>> begin SUPPLIED RECORDS

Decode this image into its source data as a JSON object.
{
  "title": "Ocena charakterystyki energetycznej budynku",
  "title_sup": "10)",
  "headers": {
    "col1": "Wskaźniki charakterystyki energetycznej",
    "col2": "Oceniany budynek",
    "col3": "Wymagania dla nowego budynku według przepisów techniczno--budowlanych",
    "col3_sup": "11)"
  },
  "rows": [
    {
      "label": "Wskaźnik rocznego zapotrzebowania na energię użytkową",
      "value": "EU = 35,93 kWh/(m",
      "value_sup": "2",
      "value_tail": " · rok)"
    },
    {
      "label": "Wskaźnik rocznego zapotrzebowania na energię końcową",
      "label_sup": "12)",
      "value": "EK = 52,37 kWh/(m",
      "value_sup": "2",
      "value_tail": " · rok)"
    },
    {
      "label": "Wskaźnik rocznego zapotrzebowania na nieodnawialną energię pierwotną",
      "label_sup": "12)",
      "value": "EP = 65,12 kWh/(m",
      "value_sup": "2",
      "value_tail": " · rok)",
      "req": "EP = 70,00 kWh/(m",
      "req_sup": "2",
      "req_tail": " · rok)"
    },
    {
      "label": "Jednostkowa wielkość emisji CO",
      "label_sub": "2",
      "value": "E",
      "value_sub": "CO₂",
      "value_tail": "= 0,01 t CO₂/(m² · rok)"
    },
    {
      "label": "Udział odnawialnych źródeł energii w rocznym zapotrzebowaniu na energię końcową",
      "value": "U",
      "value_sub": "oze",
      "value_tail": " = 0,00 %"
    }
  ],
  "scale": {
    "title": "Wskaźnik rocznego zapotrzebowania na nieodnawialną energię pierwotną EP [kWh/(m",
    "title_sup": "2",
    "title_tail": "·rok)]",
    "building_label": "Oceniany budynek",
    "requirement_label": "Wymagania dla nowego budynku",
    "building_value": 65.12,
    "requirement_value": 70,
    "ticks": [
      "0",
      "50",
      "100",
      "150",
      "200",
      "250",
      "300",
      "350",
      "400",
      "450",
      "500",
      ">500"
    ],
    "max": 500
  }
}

>> end SUPPLIED RECORDS

Go through the data and return every record exactly.

- **ANSWER FOR THE TASK**
Decode this image into its source data as a JSON object.
{
  "title": "Ocena charakterystyki energetycznej budynku",
  "title_sup": "10)",
  "headers": {
    "col1": "Wskaźniki charakterystyki energetycznej",
    "col2": "Oceniany budynek",
    "col3": "Wymagania dla nowego budynku według przepisów techniczno--budowlanych",
    "col3_sup": "11)"
  },
  "rows": [
    {
      "label": "Wskaźnik rocznego zapotrzebowania na energię użytkową",
      "value": "EU = 35,93 kWh/(m",
      "value_sup": "2",
      "value_tail": " · rok)"
    },
    {
      "label": "Wskaźnik rocznego zapotrzebowania na energię końcową",
      "label_sup": "12)",
      "value": "EK = 52,37 kWh/(m",
      "value_sup": "2",
      "value_tail": " · rok)"
    },
    {
      "label": "Wskaźnik rocznego zapotrzebowania na nieodnawialną energię pierwotną",
      "label_sup": "12)",
      "value": "EP = 65,12 kWh/(m",
      "value_sup": "2",
      "value_tail": " · rok)",
      "req": "EP = 70,00 kWh/(m",
      "req_sup": "2",
      "req_tail": " · rok)"
    },
    {
      "label": "Jednostkowa wielkość emisji CO",
      "label_sub": "2",
      "value": "E",
      "value_sub": "CO₂",
      "value_tail": "= 0,01 t CO₂/(m² · rok)"
    },
    {
      "label": "Udział odnawialnych źródeł energii w rocznym zapotrzebowaniu na energię końcową",
      "value": "U",
      "value_sub": "oze",
      "value_tail": " = 0,00 %"
    }
  ],
  "scale": {
    "title": "Wskaźnik rocznego zapotrzebowania na nieodnawialną energię pierwotną EP [kWh/(m",
    "title_sup": "2",
    "title_tail": "·rok)]",
    "building_label": "Oceniany budynek",
    "requirement_label": "Wymagania dla nowego budynku",
    "building_value": 65.12,
    "requirement_value": 70,
    "ticks": [
      "0",
      "50",
      "100",
      "150",
      "200",
      "250",
      "300",
      "350",
      "400",
      "450",
      "500",
      ">500"
    ],
    "max": 500
  }
}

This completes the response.